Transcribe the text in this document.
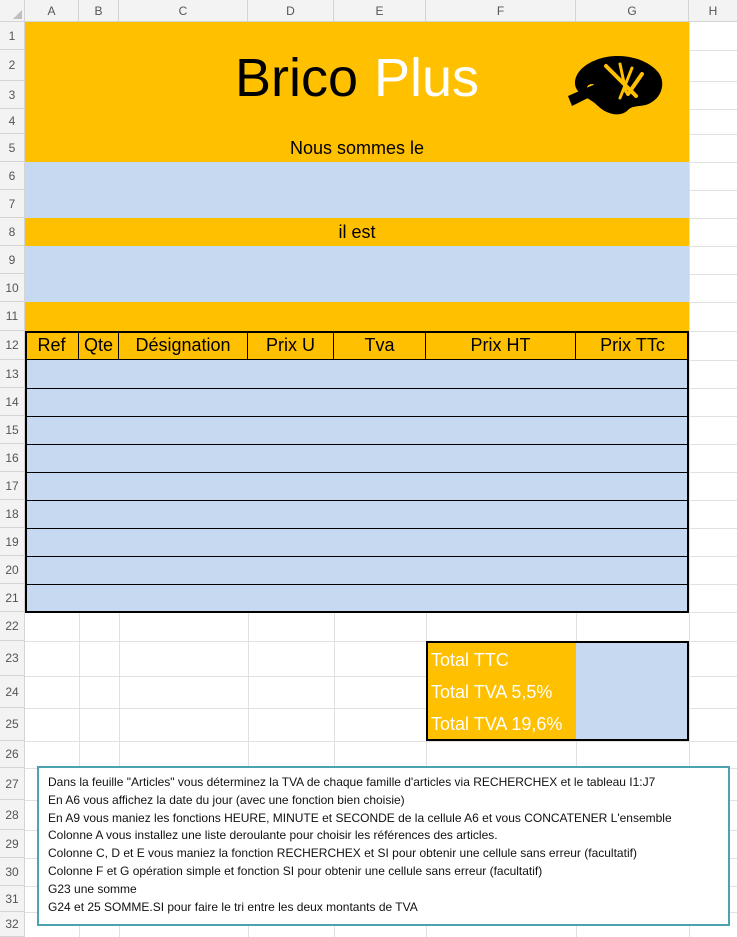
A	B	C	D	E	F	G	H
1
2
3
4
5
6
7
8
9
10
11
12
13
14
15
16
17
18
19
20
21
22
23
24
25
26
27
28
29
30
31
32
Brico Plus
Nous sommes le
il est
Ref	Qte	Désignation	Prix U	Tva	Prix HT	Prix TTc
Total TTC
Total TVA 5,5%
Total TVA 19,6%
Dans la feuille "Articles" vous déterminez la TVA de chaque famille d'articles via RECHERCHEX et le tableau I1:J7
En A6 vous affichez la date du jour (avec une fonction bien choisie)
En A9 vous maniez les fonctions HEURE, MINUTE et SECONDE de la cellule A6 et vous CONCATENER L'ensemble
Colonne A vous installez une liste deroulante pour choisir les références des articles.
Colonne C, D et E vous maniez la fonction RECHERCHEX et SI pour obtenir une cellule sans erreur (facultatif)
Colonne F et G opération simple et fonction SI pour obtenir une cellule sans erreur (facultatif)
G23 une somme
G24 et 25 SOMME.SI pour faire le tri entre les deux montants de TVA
---
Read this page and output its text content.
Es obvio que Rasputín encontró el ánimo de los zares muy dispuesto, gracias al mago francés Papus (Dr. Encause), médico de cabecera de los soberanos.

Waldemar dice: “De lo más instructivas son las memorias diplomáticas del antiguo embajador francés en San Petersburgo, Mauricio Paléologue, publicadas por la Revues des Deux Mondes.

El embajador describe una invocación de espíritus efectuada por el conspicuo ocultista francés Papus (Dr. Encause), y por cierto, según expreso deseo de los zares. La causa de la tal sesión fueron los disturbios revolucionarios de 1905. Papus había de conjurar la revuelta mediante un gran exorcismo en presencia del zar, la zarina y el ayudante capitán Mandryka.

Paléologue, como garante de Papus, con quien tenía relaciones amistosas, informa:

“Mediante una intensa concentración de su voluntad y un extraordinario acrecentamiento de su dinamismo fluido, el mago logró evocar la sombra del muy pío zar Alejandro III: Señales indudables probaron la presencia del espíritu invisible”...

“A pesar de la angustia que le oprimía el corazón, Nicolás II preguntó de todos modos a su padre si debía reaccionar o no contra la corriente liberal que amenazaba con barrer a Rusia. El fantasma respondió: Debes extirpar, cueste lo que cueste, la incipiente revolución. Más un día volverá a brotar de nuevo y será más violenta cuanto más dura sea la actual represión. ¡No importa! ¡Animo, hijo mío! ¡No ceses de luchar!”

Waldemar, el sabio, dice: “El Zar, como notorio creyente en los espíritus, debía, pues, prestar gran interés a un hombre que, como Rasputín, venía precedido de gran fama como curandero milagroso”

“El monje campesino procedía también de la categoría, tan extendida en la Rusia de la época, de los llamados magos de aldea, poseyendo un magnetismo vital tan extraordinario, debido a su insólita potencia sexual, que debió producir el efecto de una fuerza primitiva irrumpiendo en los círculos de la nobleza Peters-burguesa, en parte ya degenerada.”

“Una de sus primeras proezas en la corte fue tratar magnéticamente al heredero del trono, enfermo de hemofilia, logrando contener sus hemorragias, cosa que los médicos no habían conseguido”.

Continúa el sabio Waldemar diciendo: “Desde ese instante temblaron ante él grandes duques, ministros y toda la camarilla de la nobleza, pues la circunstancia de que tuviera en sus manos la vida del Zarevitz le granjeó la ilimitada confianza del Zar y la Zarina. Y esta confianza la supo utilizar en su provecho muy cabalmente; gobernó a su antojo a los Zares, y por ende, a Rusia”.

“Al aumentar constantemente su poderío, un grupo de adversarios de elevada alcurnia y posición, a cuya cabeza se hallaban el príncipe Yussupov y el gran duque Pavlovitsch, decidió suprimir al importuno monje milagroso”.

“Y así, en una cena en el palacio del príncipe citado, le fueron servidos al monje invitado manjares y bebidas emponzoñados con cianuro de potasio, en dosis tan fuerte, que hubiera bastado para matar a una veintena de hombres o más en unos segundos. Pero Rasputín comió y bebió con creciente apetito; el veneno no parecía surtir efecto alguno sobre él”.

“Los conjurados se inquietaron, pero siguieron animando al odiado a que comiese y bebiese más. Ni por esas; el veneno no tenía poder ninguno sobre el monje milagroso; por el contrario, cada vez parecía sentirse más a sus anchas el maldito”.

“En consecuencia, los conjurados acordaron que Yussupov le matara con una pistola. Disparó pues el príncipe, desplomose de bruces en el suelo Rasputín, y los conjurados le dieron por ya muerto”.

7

* **TO DO**
Lines holding the word "cellule" in the entries above are the ones to pull out. Copy them all.

* **CORRECT RESPONSE**
En A9 vous maniez les fonctions HEURE, MINUTE et SECONDE de la cellule A6 et vous CONCATENER L'ensemble
Colonne C, D et E vous maniez la fonction RECHERCHEX et SI pour obtenir une cellule sans erreur (facultatif)
Colonne F et G opération simple et fonction SI pour obtenir une cellule sans erreur (facultatif)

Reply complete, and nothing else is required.